Provide an exact transcription of all the records.

═══ DATASET

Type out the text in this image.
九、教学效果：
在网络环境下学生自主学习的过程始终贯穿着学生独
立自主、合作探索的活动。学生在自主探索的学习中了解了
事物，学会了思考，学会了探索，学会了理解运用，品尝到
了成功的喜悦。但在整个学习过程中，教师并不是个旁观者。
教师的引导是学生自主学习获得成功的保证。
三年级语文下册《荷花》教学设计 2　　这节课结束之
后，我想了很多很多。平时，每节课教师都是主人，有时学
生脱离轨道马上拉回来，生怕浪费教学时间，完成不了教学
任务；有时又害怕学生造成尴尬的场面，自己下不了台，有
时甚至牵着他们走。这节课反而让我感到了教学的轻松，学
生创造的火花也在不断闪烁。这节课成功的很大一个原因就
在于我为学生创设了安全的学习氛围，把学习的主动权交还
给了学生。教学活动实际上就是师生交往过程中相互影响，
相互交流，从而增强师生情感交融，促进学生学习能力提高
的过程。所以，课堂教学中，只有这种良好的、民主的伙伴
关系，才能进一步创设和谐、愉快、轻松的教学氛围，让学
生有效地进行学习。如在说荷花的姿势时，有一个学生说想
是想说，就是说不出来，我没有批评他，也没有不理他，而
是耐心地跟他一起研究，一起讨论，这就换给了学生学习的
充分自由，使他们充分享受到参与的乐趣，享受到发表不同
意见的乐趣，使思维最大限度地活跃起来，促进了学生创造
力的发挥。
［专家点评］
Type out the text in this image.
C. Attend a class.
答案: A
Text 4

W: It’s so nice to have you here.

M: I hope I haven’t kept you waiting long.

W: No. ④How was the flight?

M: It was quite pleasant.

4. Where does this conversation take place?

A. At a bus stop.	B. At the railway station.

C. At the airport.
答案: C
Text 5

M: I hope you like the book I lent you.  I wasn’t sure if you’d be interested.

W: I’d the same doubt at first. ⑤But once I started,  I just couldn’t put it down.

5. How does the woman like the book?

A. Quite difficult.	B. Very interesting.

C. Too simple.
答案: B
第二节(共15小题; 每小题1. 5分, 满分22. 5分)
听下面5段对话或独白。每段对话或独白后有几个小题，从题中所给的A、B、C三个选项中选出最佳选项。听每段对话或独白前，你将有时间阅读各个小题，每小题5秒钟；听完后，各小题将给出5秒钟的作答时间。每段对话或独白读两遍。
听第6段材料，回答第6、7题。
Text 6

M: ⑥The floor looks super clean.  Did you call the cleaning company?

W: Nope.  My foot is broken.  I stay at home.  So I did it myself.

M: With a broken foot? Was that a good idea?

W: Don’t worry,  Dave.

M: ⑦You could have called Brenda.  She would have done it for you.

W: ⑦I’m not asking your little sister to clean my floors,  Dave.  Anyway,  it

══════

EXERCISE SOLUTION:
Type out the text in this image.
九、教学效果：
在网络环境下学生自主学习的过程始终贯穿着学生独
立自主、合作探索的活动。学生在自主探索的学习中了解了
事物，学会了思考，学会了探索，学会了理解运用，品尝到
了成功的喜悦。但在整个学习过程中，教师并不是个旁观者。
教师的引导是学生自主学习获得成功的保证。
三年级语文下册《荷花》教学设计 2　　这节课结束之
后，我想了很多很多。平时，每节课教师都是主人，有时学
生脱离轨道马上拉回来，生怕浪费教学时间，完成不了教学
任务；有时又害怕学生造成尴尬的场面，自己下不了台，有
时甚至牵着他们走。这节课反而让我感到了教学的轻松，学
生创造的火花也在不断闪烁。这节课成功的很大一个原因就
在于我为学生创设了安全的学习氛围，把学习的主动权交还
给了学生。教学活动实际上就是师生交往过程中相互影响，
相互交流，从而增强师生情感交融，促进学生学习能力提高
的过程。所以，课堂教学中，只有这种良好的、民主的伙伴
关系，才能进一步创设和谐、愉快、轻松的教学氛围，让学
生有效地进行学习。如在说荷花的姿势时，有一个学生说想
是想说，就是说不出来，我没有批评他，也没有不理他，而
是耐心地跟他一起研究，一起讨论，这就换给了学生学习的
充分自由，使他们充分享受到参与的乐趣，享受到发表不同
意见的乐趣，使思维最大限度地活跃起来，促进了学生创造
力的发挥。
［专家点评］
Type out the text in this image.
C. Attend a class.
答案: A
Text 4

W: It’s so nice to have you here.

M: I hope I haven’t kept you waiting long.

W: No. ④How was the flight?

M: It was quite pleasant.

4. Where does this conversation take place?

A. At a bus stop.	B. At the railway station.

C. At the airport.
答案: C
Text 5

M: I hope you like the book I lent you.  I wasn’t sure if you’d be interested.

W: I’d the same doubt at first. ⑤But once I started,  I just couldn’t put it down.

5. How does the woman like the book?

A. Quite difficult.	B. Very interesting.

C. Too simple.
答案: B
第二节(共15小题; 每小题1. 5分, 满分22. 5分)
听下面5段对话或独白。每段对话或独白后有几个小题，从题中所给的A、B、C三个选项中选出最佳选项。听每段对话或独白前，你将有时间阅读各个小题，每小题5秒钟；听完后，各小题将给出5秒钟的作答时间。每段对话或独白读两遍。
听第6段材料，回答第6、7题。
Text 6

M: ⑥The floor looks super clean.  Did you call the cleaning company?

W: Nope.  My foot is broken.  I stay at home.  So I did it myself.

M: With a broken foot? Was that a good idea?

W: Don’t worry,  Dave.

M: ⑦You could have called Brenda.  She would have done it for you.

W: ⑦I’m not asking your little sister to clean my floors,  Dave.  Anyway,  it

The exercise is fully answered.